## Problem to work on:
Pictures appear in the records below; write out everything else exactly.

## Data provided:
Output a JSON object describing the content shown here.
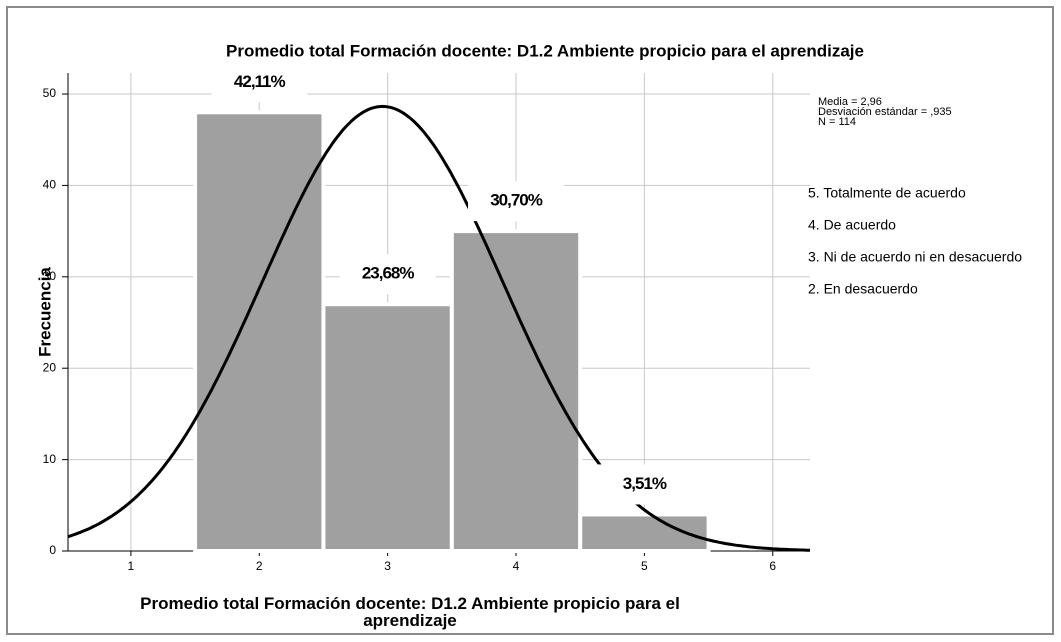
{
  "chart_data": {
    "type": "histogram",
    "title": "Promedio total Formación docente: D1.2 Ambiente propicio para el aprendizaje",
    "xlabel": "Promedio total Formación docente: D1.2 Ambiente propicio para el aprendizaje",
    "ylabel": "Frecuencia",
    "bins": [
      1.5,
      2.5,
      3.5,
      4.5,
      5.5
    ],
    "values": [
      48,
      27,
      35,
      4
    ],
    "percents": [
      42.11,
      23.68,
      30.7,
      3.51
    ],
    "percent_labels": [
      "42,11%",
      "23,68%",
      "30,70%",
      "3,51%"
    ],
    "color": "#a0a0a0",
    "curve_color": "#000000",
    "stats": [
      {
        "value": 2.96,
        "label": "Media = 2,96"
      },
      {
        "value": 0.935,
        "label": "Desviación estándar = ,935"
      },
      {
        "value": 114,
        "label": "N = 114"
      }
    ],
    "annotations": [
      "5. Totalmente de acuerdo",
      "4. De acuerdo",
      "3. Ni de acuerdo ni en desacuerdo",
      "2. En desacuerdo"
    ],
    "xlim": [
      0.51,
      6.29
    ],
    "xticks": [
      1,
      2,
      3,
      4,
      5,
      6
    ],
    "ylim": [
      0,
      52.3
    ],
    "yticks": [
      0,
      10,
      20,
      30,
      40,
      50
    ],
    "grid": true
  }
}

## Written answer:
Output a JSON object describing the content shown here.
{
  "chart_data": {
    "type": "histogram",
    "title": "Promedio total Formación docente: D1.2 Ambiente propicio para el aprendizaje",
    "xlabel": "Promedio total Formación docente: D1.2 Ambiente propicio para el aprendizaje",
    "ylabel": "Frecuencia",
    "bins": [
      1.5,
      2.5,
      3.5,
      4.5,
      5.5
    ],
    "values": [
      48,
      27,
      35,
      4
    ],
    "percents": [
      42.11,
      23.68,
      30.7,
      3.51
    ],
    "percent_labels": [
      "42,11%",
      "23,68%",
      "30,70%",
      "3,51%"
    ],
    "color": "#a0a0a0",
    "curve_color": "#000000",
    "stats": [
      {
        "value": 2.96,
        "label": "Media = 2,96"
      },
      {
        "value": 0.935,
        "label": "Desviación estándar = ,935"
      },
      {
        "value": 114,
        "label": "N = 114"
      }
    ],
    "annotations": [
      "5. Totalmente de acuerdo",
      "4. De acuerdo",
      "3. Ni de acuerdo ni en desacuerdo",
      "2. En desacuerdo"
    ],
    "xlim": [
      0.51,
      6.29
    ],
    "xticks": [
      1,
      2,
      3,
      4,
      5,
      6
    ],
    "ylim": [
      0,
      52.3
    ],
    "yticks": [
      0,
      10,
      20,
      30,
      40,
      50
    ],
    "grid": true
  }
}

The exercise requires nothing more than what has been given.